* start *

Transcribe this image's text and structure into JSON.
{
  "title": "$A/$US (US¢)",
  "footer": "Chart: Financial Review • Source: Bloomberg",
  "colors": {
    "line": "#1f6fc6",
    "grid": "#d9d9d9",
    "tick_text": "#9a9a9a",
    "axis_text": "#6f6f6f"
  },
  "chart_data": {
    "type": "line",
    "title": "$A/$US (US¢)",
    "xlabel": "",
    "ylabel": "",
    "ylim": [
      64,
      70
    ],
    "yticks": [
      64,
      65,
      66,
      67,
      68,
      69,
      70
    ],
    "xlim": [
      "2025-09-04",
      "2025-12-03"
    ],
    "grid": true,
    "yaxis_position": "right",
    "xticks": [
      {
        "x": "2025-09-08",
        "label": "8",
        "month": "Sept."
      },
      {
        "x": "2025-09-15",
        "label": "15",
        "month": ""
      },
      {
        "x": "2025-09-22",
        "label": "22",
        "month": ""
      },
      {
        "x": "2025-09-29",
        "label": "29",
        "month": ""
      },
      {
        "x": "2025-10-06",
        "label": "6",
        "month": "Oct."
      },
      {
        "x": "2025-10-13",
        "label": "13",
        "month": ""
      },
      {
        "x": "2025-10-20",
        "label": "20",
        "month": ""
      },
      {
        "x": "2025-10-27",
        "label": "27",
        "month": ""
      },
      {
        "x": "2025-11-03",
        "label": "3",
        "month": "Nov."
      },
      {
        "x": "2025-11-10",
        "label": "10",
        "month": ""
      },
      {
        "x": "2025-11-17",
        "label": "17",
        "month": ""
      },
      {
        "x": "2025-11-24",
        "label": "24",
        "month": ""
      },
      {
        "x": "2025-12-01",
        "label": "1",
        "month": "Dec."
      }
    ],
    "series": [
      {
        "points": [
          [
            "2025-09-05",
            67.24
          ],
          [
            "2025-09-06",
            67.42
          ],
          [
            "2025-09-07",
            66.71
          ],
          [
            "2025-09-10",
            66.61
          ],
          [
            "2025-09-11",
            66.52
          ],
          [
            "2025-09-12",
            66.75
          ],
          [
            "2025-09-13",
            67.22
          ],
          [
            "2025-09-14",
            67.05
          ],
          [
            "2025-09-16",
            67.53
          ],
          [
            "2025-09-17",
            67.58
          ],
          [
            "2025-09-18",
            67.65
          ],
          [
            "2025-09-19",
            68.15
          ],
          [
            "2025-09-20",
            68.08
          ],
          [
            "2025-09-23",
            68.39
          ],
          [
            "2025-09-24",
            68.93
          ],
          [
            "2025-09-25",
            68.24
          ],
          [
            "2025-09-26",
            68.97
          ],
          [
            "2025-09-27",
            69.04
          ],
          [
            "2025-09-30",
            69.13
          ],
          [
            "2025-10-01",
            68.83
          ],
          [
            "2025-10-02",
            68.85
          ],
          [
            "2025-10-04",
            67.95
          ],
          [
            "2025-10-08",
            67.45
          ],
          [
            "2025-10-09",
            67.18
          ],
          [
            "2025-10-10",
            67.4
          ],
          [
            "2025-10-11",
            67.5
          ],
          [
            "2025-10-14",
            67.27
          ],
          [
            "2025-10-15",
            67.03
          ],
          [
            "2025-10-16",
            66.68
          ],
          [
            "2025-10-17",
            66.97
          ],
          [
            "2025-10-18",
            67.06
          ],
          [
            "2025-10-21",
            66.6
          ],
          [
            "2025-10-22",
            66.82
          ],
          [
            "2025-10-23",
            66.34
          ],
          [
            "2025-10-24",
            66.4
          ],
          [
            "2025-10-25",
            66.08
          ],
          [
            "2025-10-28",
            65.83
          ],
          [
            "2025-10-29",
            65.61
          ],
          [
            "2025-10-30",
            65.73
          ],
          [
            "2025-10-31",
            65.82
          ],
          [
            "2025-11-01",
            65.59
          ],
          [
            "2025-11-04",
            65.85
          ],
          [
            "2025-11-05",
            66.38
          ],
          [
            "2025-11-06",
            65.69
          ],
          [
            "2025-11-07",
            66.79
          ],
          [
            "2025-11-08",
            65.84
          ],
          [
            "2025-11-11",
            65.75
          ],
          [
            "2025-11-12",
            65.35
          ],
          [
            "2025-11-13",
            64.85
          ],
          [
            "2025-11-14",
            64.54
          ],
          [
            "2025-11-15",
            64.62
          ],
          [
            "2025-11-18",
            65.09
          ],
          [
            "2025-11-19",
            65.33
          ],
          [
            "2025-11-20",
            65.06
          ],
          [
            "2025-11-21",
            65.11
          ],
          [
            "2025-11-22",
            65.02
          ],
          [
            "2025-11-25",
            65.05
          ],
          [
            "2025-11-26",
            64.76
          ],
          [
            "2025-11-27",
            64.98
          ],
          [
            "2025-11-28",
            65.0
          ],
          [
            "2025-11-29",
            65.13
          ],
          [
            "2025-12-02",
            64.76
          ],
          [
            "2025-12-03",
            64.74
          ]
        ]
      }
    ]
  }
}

* end *

### WHAT YOU WILL DO
Make an exact copy of all the data.

### FINISHED EXERCISE
Transcribe this image's text and structure into JSON.
{
  "title": "$A/$US (US¢)",
  "footer": "Chart: Financial Review • Source: Bloomberg",
  "colors": {
    "line": "#1f6fc6",
    "grid": "#d9d9d9",
    "tick_text": "#9a9a9a",
    "axis_text": "#6f6f6f"
  },
  "chart_data": {
    "type": "line",
    "title": "$A/$US (US¢)",
    "xlabel": "",
    "ylabel": "",
    "ylim": [
      64,
      70
    ],
    "yticks": [
      64,
      65,
      66,
      67,
      68,
      69,
      70
    ],
    "xlim": [
      "2025-09-04",
      "2025-12-03"
    ],
    "grid": true,
    "yaxis_position": "right",
    "xticks": [
      {
        "x": "2025-09-08",
        "label": "8",
        "month": "Sept."
      },
      {
        "x": "2025-09-15",
        "label": "15",
        "month": ""
      },
      {
        "x": "2025-09-22",
        "label": "22",
        "month": ""
      },
      {
        "x": "2025-09-29",
        "label": "29",
        "month": ""
      },
      {
        "x": "2025-10-06",
        "label": "6",
        "month": "Oct."
      },
      {
        "x": "2025-10-13",
        "label": "13",
        "month": ""
      },
      {
        "x": "2025-10-20",
        "label": "20",
        "month": ""
      },
      {
        "x": "2025-10-27",
        "label": "27",
        "month": ""
      },
      {
        "x": "2025-11-03",
        "label": "3",
        "month": "Nov."
      },
      {
        "x": "2025-11-10",
        "label": "10",
        "month": ""
      },
      {
        "x": "2025-11-17",
        "label": "17",
        "month": ""
      },
      {
        "x": "2025-11-24",
        "label": "24",
        "month": ""
      },
      {
        "x": "2025-12-01",
        "label": "1",
        "month": "Dec."
      }
    ],
    "series": [
      {
        "points": [
          [
            "2025-09-05",
            67.24
          ],
          [
            "2025-09-06",
            67.42
          ],
          [
            "2025-09-07",
            66.71
          ],
          [
            "2025-09-10",
            66.61
          ],
          [
            "2025-09-11",
            66.52
          ],
          [
            "2025-09-12",
            66.75
          ],
          [
            "2025-09-13",
            67.22
          ],
          [
            "2025-09-14",
            67.05
          ],
          [
            "2025-09-16",
            67.53
          ],
          [
            "2025-09-17",
            67.58
          ],
          [
            "2025-09-18",
            67.65
          ],
          [
            "2025-09-19",
            68.15
          ],
          [
            "2025-09-20",
            68.08
          ],
          [
            "2025-09-23",
            68.39
          ],
          [
            "2025-09-24",
            68.93
          ],
          [
            "2025-09-25",
            68.24
          ],
          [
            "2025-09-26",
            68.97
          ],
          [
            "2025-09-27",
            69.04
          ],
          [
            "2025-09-30",
            69.13
          ],
          [
            "2025-10-01",
            68.83
          ],
          [
            "2025-10-02",
            68.85
          ],
          [
            "2025-10-04",
            67.95
          ],
          [
            "2025-10-08",
            67.45
          ],
          [
            "2025-10-09",
            67.18
          ],
          [
            "2025-10-10",
            67.4
          ],
          [
            "2025-10-11",
            67.5
          ],
          [
            "2025-10-14",
            67.27
          ],
          [
            "2025-10-15",
            67.03
          ],
          [
            "2025-10-16",
            66.68
          ],
          [
            "2025-10-17",
            66.97
          ],
          [
            "2025-10-18",
            67.06
          ],
          [
            "2025-10-21",
            66.6
          ],
          [
            "2025-10-22",
            66.82
          ],
          [
            "2025-10-23",
            66.34
          ],
          [
            "2025-10-24",
            66.4
          ],
          [
            "2025-10-25",
            66.08
          ],
          [
            "2025-10-28",
            65.83
          ],
          [
            "2025-10-29",
            65.61
          ],
          [
            "2025-10-30",
            65.73
          ],
          [
            "2025-10-31",
            65.82
          ],
          [
            "2025-11-01",
            65.59
          ],
          [
            "2025-11-04",
            65.85
          ],
          [
            "2025-11-05",
            66.38
          ],
          [
            "2025-11-06",
            65.69
          ],
          [
            "2025-11-07",
            66.79
          ],
          [
            "2025-11-08",
            65.84
          ],
          [
            "2025-11-11",
            65.75
          ],
          [
            "2025-11-12",
            65.35
          ],
          [
            "2025-11-13",
            64.85
          ],
          [
            "2025-11-14",
            64.54
          ],
          [
            "2025-11-15",
            64.62
          ],
          [
            "2025-11-18",
            65.09
          ],
          [
            "2025-11-19",
            65.33
          ],
          [
            "2025-11-20",
            65.06
          ],
          [
            "2025-11-21",
            65.11
          ],
          [
            "2025-11-22",
            65.02
          ],
          [
            "2025-11-25",
            65.05
          ],
          [
            "2025-11-26",
            64.76
          ],
          [
            "2025-11-27",
            64.98
          ],
          [
            "2025-11-28",
            65.0
          ],
          [
            "2025-11-29",
            65.13
          ],
          [
            "2025-12-02",
            64.76
          ],
          [
            "2025-12-03",
            64.74
          ]
        ]
      }
    ]
  }
}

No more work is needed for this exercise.